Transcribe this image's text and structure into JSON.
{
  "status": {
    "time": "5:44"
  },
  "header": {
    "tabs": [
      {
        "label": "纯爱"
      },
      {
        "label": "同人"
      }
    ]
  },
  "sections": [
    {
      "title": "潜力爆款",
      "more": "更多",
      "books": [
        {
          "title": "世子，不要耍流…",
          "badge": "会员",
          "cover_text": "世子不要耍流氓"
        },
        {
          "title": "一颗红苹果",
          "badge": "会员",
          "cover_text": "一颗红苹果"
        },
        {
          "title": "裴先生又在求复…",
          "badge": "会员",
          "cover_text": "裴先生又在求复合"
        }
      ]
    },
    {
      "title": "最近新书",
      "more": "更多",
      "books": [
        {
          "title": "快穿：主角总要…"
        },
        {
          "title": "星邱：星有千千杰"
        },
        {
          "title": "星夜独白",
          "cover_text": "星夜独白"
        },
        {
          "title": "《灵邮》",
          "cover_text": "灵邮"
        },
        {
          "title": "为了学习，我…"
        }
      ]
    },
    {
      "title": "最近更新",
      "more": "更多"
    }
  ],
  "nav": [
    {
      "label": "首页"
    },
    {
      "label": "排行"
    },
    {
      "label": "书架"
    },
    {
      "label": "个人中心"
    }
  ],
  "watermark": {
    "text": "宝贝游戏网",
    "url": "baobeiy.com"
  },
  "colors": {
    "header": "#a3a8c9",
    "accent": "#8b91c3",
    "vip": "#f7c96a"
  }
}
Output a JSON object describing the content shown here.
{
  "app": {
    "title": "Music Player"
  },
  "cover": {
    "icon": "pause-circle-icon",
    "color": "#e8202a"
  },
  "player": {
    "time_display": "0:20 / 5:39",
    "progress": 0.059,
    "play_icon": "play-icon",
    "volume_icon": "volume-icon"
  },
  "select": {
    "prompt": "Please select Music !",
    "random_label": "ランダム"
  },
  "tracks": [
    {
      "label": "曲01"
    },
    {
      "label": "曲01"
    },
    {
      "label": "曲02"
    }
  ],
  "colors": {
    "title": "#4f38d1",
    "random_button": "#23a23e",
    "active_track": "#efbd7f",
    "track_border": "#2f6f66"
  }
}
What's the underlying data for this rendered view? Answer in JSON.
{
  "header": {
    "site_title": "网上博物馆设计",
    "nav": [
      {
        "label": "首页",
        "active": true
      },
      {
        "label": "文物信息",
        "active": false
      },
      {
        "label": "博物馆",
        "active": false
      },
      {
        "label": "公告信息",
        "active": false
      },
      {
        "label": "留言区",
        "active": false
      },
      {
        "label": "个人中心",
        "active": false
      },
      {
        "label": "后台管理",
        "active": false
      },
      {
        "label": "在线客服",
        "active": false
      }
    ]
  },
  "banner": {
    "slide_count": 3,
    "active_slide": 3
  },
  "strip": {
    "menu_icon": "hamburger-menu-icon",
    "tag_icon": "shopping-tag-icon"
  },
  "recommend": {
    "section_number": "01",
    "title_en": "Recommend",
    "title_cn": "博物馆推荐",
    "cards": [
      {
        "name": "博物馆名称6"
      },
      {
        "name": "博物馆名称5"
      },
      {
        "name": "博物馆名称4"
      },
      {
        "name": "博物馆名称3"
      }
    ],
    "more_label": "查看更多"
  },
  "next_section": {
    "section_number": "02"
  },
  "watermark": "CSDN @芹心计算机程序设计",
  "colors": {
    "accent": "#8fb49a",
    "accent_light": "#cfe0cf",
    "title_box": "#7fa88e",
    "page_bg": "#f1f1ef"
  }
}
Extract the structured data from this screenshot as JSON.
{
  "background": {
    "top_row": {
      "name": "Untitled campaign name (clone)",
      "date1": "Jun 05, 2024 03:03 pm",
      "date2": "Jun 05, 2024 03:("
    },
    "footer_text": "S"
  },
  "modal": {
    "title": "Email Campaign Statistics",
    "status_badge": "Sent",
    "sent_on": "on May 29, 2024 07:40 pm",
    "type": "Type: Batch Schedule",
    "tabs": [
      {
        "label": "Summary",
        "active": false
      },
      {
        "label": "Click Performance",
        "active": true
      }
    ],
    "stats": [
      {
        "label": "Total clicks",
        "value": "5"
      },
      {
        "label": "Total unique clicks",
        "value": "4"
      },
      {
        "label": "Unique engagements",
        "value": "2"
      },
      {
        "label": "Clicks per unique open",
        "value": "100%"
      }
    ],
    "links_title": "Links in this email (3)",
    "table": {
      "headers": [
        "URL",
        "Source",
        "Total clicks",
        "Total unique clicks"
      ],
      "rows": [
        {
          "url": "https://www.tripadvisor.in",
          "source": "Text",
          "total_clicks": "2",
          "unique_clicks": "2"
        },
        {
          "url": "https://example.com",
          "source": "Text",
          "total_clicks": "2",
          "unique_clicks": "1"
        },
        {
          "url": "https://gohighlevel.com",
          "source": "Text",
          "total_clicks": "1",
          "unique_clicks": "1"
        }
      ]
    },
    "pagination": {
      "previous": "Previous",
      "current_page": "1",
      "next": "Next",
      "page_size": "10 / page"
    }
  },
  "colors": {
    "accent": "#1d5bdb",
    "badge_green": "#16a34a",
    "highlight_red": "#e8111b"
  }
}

**********

● **SHORT PROBLEM**
Copy out every line with the word "Music".

● **OUTPUT FOR THIS TASK**
    "title": "Music Player"
    "prompt": "Please select Music !",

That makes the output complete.